● TASK DIRECTIONS:
Determine how many lines of the data below contain "Seattle", then give only that number.

* * * *

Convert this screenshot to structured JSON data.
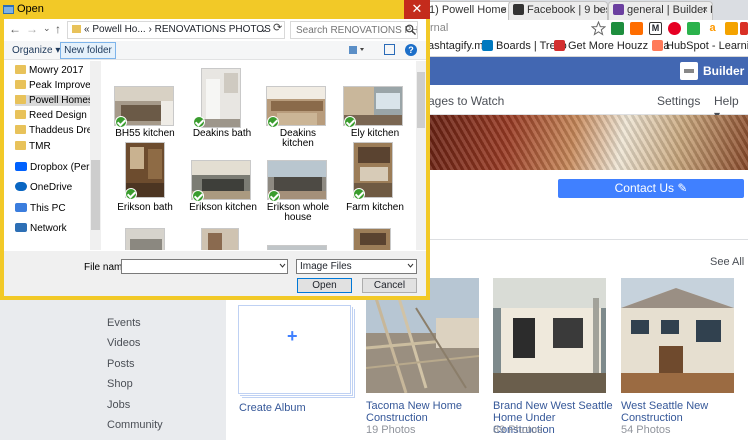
{
  "browser": {
    "tabs": [
      {
        "label": "1) Powell Home",
        "icon_color": "#4267b2",
        "active": true
      },
      {
        "label": "Facebook | 9 best",
        "icon_color": "#333333",
        "active": false
      },
      {
        "label": "general | Builder F",
        "icon_color": "#6b3fa0",
        "active": false
      }
    ],
    "tab_close_glyph": "×",
    "extensions": [
      "star-icon",
      "drive-icon",
      "bookmark-icon",
      "pinterest-icon",
      "m-icon",
      "amazon-icon",
      "feedly-icon",
      "flag-icon"
    ],
    "bookmarks": [
      {
        "label": "ashtagify.me",
        "icon_color": ""
      },
      {
        "label": "Boards | Trello",
        "icon_color": "#0079bf"
      },
      {
        "label": "Get More Houzz Lea",
        "icon_color": "#d32f2f"
      },
      {
        "label": "HubSpot - Learning C",
        "icon_color": "#ff7a59"
      }
    ]
  },
  "facebook": {
    "profile_name": "Builder Funn",
    "nav": {
      "pages_to_watch": "ages to Watch",
      "settings": "Settings",
      "help": "Help ▾"
    },
    "contact_button": "Contact Us ✎",
    "see_all": "See All",
    "left_links": [
      "Events",
      "Videos",
      "Posts",
      "Shop",
      "Jobs",
      "Community"
    ],
    "create_album": {
      "plus": "+",
      "label": "Create Album"
    },
    "albums": [
      {
        "title": "Tacoma New Home Construction",
        "count": "19 Photos"
      },
      {
        "title": "Brand New West Seattle Home Under Construction",
        "count": "89 Photos"
      },
      {
        "title": "West Seattle New Construction",
        "count": "54 Photos"
      }
    ]
  },
  "dialog": {
    "title": "Open",
    "close_glyph": "✕",
    "nav_back": "←",
    "nav_forward": "→",
    "nav_recent": "⌄",
    "nav_up": "↑",
    "address": {
      "prefix": "«",
      "parent": "Powell Ho...",
      "separator": "›",
      "current": "RENOVATIONS PHOTOS",
      "dropdown": "⌄"
    },
    "refresh_glyph": "⟳",
    "search_placeholder": "Search RENOVATIONS PHOTOS",
    "organize": "Organize ▾",
    "new_folder": "New folder",
    "help_glyph": "?",
    "tree": [
      {
        "label": "Mowry 2017",
        "selected": false
      },
      {
        "label": "Peak Improveme",
        "selected": false
      },
      {
        "label": "Powell Homes",
        "selected": true
      },
      {
        "label": "Reed Design Bui",
        "selected": false
      },
      {
        "label": "Thaddeus Drew",
        "selected": false
      },
      {
        "label": "TMR",
        "selected": false
      }
    ],
    "tree_roots": [
      {
        "label": "Dropbox (Persona",
        "icon_color": "#0061fe"
      },
      {
        "label": "OneDrive",
        "icon_color": "#0a66c2"
      },
      {
        "label": "This PC",
        "icon_color": "#3b7ddd"
      },
      {
        "label": "Network",
        "icon_color": "#2d6fb5"
      }
    ],
    "files": [
      {
        "name": "BH55 kitchen"
      },
      {
        "name": "Deakins bath"
      },
      {
        "name": "Deakins kitchen"
      },
      {
        "name": "Ely kitchen"
      },
      {
        "name": "Erikson bath"
      },
      {
        "name": "Erikson kitchen"
      },
      {
        "name": "Erikson whole house"
      },
      {
        "name": "Farm kitchen"
      },
      {
        "name": ""
      },
      {
        "name": ""
      },
      {
        "name": ""
      },
      {
        "name": ""
      }
    ],
    "filename_label": "File name:",
    "filename_value": "",
    "filetype": "Image Files",
    "open_button": "Open",
    "cancel_button": "Cancel"
  }
}
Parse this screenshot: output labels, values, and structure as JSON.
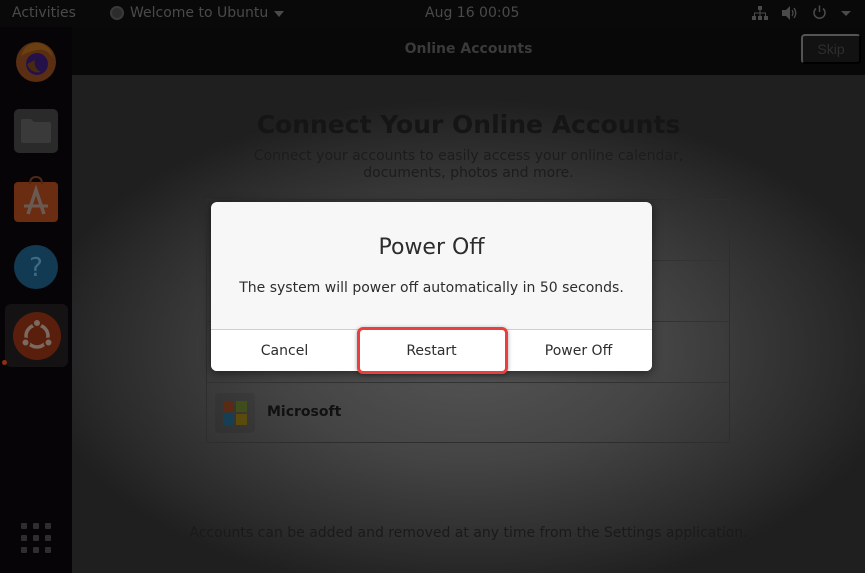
{
  "topbar": {
    "activities_label": "Activities",
    "app_menu_label": "Welcome to Ubuntu",
    "clock": "Aug 16  00:05",
    "tray_icons": [
      "network-icon",
      "volume-icon",
      "power-icon",
      "system-menu-caret-icon"
    ]
  },
  "dock": {
    "items": [
      {
        "name": "Firefox",
        "icon": "firefox-icon"
      },
      {
        "name": "Files",
        "icon": "files-icon"
      },
      {
        "name": "Ubuntu Software",
        "icon": "software-icon"
      },
      {
        "name": "Help",
        "icon": "help-icon"
      },
      {
        "name": "Welcome to Ubuntu",
        "icon": "ubuntu-icon",
        "active": true
      }
    ],
    "show_apps_icon": "apps-grid-icon"
  },
  "window": {
    "title": "Online Accounts",
    "skip_label": "Skip",
    "heading": "Connect Your Online Accounts",
    "subheading": "Connect your accounts to easily access your online calendar, documents, photos and more.",
    "accounts": [
      {
        "label": ""
      },
      {
        "label": ""
      },
      {
        "label": ""
      },
      {
        "label": "Microsoft",
        "icon": "microsoft-icon"
      }
    ],
    "footnote": "Accounts can be added and removed at any time from the Settings application."
  },
  "dialog": {
    "title": "Power Off",
    "message": "The system will power off automatically in 50 seconds.",
    "countdown_seconds": 50,
    "buttons": {
      "cancel": "Cancel",
      "restart": "Restart",
      "power_off": "Power Off"
    },
    "highlighted_button": "restart",
    "highlight_color": "#e8403f"
  },
  "colors": {
    "microsoft_red": "#5a2a14",
    "microsoft_green": "#3e4d1a",
    "microsoft_blue": "#163f54",
    "microsoft_yellow": "#5a4a0c"
  }
}
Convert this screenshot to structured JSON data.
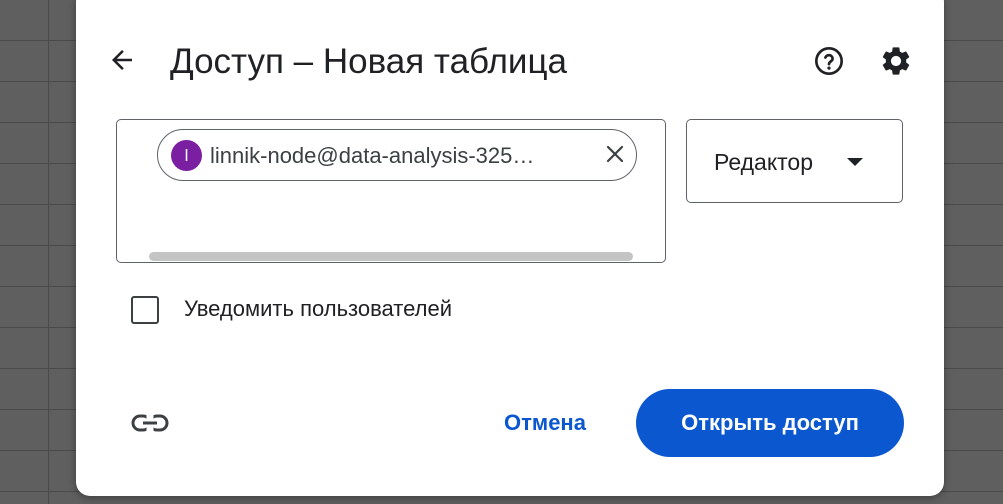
{
  "dialog": {
    "title": "Доступ – Новая таблица",
    "back_icon": "arrow-back-icon",
    "help_icon": "help-icon",
    "settings_icon": "gear-icon"
  },
  "recipients": {
    "chips": [
      {
        "avatar_letter": "l",
        "email": "linnik-node@data-analysis-3251…",
        "avatar_color": "#7b1fa2"
      }
    ],
    "remove_icon": "close-icon"
  },
  "role": {
    "selected": "Редактор",
    "caret_icon": "caret-down-icon"
  },
  "notify": {
    "label": "Уведомить пользователей",
    "checked": false
  },
  "footer": {
    "link_icon": "link-icon",
    "cancel_label": "Отмена",
    "share_label": "Открыть доступ"
  },
  "colors": {
    "accent": "#0b57d0",
    "avatar": "#7b1fa2",
    "backdrop": "#5f5f5f"
  }
}
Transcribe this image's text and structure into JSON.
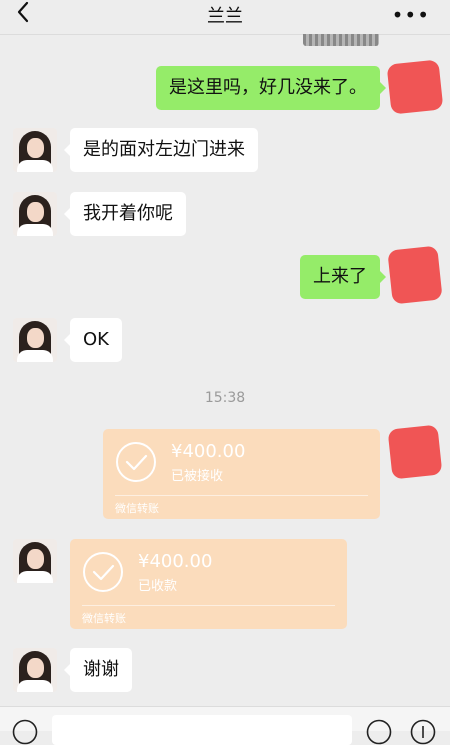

* * * *

● OUTPUT FOR THIS TASK:
2